- _Requirements_: Your task is to give the listing below back word for word, pictures excluded.

----

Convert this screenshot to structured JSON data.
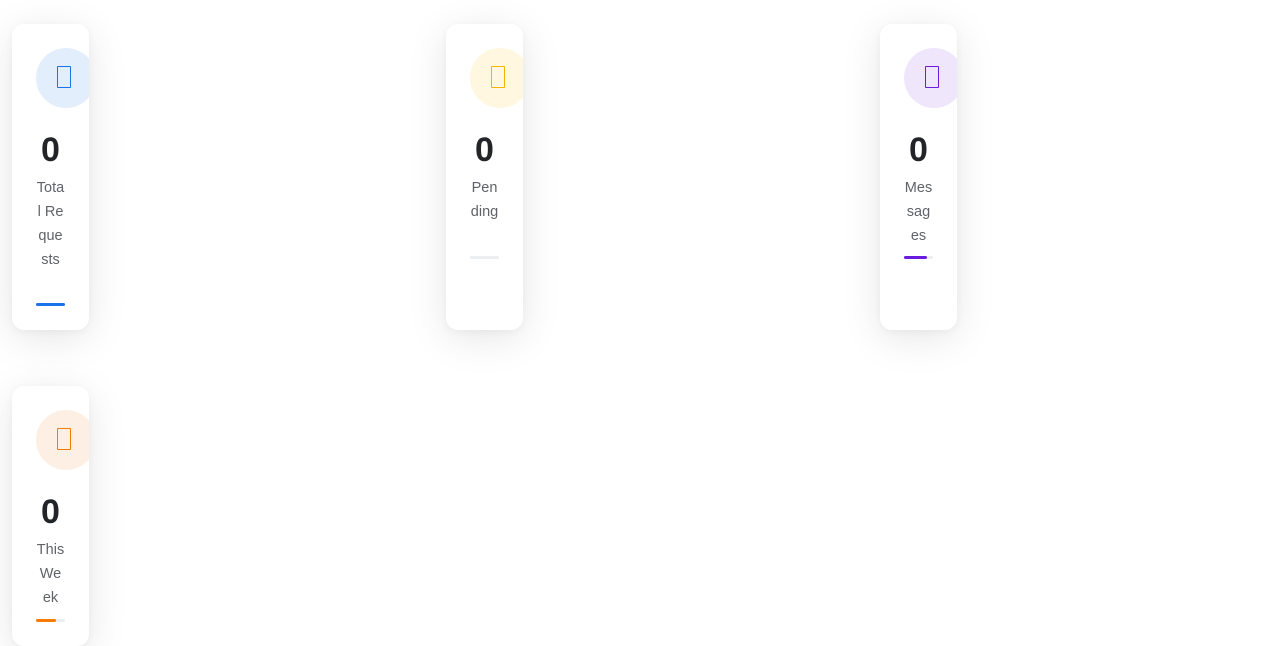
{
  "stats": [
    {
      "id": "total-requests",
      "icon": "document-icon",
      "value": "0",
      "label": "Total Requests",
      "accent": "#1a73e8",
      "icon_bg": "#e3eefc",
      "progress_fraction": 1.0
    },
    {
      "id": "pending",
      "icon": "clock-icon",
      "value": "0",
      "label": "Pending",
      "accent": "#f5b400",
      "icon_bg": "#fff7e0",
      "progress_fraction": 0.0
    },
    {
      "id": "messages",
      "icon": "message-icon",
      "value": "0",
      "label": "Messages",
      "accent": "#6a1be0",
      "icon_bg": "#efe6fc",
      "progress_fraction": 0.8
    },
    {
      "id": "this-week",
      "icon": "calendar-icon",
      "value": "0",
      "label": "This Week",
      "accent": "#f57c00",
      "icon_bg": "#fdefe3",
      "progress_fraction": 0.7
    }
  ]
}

----

- _Task response_:
Convert this screenshot to structured JSON data.
{
  "stats": [
    {
      "id": "total-requests",
      "icon": "document-icon",
      "value": "0",
      "label": "Total Requests",
      "accent": "#1a73e8",
      "icon_bg": "#e3eefc",
      "progress_fraction": 1.0
    },
    {
      "id": "pending",
      "icon": "clock-icon",
      "value": "0",
      "label": "Pending",
      "accent": "#f5b400",
      "icon_bg": "#fff7e0",
      "progress_fraction": 0.0
    },
    {
      "id": "messages",
      "icon": "message-icon",
      "value": "0",
      "label": "Messages",
      "accent": "#6a1be0",
      "icon_bg": "#efe6fc",
      "progress_fraction": 0.8
    },
    {
      "id": "this-week",
      "icon": "calendar-icon",
      "value": "0",
      "label": "This Week",
      "accent": "#f57c00",
      "icon_bg": "#fdefe3",
      "progress_fraction": 0.7
    }
  ]
}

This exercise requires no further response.